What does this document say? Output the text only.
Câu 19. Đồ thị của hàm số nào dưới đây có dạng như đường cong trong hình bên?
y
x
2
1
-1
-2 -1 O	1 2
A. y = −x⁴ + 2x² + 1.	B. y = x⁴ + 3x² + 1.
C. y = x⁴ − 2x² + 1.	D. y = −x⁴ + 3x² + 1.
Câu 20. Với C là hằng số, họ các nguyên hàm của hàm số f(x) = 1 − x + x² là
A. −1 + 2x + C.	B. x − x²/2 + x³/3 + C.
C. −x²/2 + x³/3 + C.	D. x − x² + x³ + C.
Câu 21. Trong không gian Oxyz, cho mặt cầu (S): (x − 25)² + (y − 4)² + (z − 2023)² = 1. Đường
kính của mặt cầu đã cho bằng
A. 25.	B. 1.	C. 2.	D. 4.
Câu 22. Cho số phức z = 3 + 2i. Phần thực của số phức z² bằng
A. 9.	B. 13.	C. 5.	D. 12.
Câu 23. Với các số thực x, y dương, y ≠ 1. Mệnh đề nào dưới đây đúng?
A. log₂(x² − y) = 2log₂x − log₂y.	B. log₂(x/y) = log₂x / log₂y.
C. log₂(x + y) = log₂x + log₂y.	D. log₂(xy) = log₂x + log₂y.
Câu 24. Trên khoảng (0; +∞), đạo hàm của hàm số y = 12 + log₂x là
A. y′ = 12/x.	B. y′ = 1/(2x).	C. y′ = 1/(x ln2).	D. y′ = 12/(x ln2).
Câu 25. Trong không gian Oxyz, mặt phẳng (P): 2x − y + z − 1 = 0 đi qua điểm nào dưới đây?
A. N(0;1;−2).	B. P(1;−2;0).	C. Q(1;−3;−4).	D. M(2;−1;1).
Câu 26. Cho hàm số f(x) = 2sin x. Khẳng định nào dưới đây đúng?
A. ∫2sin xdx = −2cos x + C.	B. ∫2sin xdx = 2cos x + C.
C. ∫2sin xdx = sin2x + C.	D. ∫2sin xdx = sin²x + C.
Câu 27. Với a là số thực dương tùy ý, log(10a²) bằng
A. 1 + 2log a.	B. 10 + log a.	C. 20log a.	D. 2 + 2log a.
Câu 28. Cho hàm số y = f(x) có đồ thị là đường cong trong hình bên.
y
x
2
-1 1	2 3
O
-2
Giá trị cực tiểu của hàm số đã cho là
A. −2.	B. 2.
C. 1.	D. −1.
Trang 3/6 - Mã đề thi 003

SHORT PROBLEM: Above are some records; extract every one of them exactly.

WRITTEN RESPONSE:
What does this document say? Output the text only.
Câu 19. Đồ thị của hàm số nào dưới đây có dạng như đường cong trong hình bên?
y
x
2
1
-1
-2 -1 O	1 2
A. y = −x⁴ + 2x² + 1.	B. y = x⁴ + 3x² + 1.
C. y = x⁴ − 2x² + 1.	D. y = −x⁴ + 3x² + 1.
Câu 20. Với C là hằng số, họ các nguyên hàm của hàm số f(x) = 1 − x + x² là
A. −1 + 2x + C.	B. x − x²/2 + x³/3 + C.
C. −x²/2 + x³/3 + C.	D. x − x² + x³ + C.
Câu 21. Trong không gian Oxyz, cho mặt cầu (S): (x − 25)² + (y − 4)² + (z − 2023)² = 1. Đường
kính của mặt cầu đã cho bằng
A. 25.	B. 1.	C. 2.	D. 4.
Câu 22. Cho số phức z = 3 + 2i. Phần thực của số phức z² bằng
A. 9.	B. 13.	C. 5.	D. 12.
Câu 23. Với các số thực x, y dương, y ≠ 1. Mệnh đề nào dưới đây đúng?
A. log₂(x² − y) = 2log₂x − log₂y.	B. log₂(x/y) = log₂x / log₂y.
C. log₂(x + y) = log₂x + log₂y.	D. log₂(xy) = log₂x + log₂y.
Câu 24. Trên khoảng (0; +∞), đạo hàm của hàm số y = 12 + log₂x là
A. y′ = 12/x.	B. y′ = 1/(2x).	C. y′ = 1/(x ln2).	D. y′ = 12/(x ln2).
Câu 25. Trong không gian Oxyz, mặt phẳng (P): 2x − y + z − 1 = 0 đi qua điểm nào dưới đây?
A. N(0;1;−2).	B. P(1;−2;0).	C. Q(1;−3;−4).	D. M(2;−1;1).
Câu 26. Cho hàm số f(x) = 2sin x. Khẳng định nào dưới đây đúng?
A. ∫2sin xdx = −2cos x + C.	B. ∫2sin xdx = 2cos x + C.
C. ∫2sin xdx = sin2x + C.	D. ∫2sin xdx = sin²x + C.
Câu 27. Với a là số thực dương tùy ý, log(10a²) bằng
A. 1 + 2log a.	B. 10 + log a.	C. 20log a.	D. 2 + 2log a.
Câu 28. Cho hàm số y = f(x) có đồ thị là đường cong trong hình bên.
y
x
2
-1 1	2 3
O
-2
Giá trị cực tiểu của hàm số đã cho là
A. −2.	B. 2.
C. 1.	D. −1.
Trang 3/6 - Mã đề thi 003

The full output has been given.